Records for the task
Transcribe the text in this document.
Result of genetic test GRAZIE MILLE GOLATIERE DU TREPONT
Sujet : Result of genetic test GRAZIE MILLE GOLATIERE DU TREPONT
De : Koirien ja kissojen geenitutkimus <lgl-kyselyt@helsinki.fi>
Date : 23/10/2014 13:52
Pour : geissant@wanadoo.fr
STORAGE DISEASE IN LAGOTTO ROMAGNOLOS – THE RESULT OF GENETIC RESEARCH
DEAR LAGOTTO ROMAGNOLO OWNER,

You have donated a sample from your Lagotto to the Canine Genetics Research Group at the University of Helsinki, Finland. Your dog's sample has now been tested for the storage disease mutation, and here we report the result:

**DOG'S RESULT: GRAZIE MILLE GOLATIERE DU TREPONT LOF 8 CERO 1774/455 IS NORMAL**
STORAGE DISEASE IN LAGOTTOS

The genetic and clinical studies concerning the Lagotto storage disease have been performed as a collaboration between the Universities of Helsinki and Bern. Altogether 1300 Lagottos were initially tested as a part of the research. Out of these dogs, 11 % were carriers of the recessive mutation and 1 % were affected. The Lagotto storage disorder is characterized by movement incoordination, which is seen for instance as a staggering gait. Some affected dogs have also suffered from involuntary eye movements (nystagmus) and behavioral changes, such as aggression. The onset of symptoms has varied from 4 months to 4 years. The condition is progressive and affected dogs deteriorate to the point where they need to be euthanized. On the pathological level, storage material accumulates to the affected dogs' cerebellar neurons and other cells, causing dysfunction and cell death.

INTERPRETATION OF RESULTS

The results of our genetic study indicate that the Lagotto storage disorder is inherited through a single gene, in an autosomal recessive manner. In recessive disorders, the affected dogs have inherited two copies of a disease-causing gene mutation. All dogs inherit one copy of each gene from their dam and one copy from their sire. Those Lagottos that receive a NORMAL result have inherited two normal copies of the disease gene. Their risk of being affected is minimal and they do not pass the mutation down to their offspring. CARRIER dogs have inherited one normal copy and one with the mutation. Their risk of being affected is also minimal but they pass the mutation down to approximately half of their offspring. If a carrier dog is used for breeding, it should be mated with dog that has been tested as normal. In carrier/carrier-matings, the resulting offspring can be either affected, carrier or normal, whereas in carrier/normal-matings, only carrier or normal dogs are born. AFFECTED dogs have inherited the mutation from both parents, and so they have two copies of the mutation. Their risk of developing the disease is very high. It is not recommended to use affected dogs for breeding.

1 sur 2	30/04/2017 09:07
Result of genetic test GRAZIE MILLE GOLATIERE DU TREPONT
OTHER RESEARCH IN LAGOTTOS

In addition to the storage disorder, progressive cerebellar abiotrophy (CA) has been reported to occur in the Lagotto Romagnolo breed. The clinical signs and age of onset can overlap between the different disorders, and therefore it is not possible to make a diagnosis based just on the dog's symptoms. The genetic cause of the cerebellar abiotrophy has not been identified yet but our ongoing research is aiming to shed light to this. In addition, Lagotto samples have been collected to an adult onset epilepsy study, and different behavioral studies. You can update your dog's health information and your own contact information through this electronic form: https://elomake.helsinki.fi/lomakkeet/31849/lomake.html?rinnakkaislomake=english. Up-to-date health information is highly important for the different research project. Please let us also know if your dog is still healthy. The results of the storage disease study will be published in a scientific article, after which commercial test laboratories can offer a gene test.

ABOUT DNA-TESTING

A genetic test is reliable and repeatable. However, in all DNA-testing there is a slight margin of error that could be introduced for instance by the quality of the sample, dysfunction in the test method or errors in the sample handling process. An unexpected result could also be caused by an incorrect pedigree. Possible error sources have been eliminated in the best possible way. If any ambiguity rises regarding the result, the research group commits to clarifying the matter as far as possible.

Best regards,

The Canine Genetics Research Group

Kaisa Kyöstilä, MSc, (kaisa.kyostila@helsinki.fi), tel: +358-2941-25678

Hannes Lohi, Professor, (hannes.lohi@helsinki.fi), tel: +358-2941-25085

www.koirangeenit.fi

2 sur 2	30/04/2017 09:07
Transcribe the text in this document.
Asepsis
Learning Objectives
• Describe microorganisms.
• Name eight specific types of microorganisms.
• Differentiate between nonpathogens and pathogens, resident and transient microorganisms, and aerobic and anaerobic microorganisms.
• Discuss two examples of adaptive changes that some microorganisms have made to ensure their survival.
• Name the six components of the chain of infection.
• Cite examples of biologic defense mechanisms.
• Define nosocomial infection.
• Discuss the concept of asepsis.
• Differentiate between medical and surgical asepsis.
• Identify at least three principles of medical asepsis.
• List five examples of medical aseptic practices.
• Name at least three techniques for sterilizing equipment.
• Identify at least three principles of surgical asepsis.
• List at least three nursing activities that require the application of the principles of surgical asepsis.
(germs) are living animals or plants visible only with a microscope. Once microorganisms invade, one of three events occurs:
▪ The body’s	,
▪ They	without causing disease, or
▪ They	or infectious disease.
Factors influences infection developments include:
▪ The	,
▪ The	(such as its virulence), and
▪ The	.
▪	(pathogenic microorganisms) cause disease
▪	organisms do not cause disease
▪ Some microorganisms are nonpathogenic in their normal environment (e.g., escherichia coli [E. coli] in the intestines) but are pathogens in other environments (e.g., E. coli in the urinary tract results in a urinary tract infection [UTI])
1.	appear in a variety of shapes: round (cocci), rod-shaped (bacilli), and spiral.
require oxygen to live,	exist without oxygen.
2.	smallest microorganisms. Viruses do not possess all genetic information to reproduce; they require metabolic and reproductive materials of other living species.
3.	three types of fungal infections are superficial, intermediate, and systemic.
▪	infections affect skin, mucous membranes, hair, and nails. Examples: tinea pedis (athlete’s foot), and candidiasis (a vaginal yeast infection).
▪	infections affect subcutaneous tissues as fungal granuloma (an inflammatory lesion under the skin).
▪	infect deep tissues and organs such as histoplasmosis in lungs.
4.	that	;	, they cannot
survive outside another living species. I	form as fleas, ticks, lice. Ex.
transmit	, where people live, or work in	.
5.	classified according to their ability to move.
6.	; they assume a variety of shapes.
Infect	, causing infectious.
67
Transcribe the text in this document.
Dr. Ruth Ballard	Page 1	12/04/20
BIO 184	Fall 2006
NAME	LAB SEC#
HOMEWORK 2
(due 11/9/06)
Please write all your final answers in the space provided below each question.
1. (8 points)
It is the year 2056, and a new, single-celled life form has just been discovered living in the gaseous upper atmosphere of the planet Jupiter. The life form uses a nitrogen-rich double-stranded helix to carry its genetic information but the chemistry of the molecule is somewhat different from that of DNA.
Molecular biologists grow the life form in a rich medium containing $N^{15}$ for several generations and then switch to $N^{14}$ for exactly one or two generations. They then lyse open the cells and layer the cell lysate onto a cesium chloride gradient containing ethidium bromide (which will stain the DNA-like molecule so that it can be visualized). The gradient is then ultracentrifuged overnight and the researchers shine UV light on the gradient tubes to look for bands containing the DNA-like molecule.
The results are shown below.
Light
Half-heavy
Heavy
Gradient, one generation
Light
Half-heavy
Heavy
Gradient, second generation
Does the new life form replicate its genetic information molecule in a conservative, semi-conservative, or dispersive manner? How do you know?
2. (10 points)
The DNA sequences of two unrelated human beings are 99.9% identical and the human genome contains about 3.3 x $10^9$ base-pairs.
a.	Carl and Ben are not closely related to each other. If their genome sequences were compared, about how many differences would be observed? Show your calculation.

Requirement
The answer is a number only: how many lines of the data above include "GRAZIE"?

Reply to the task
4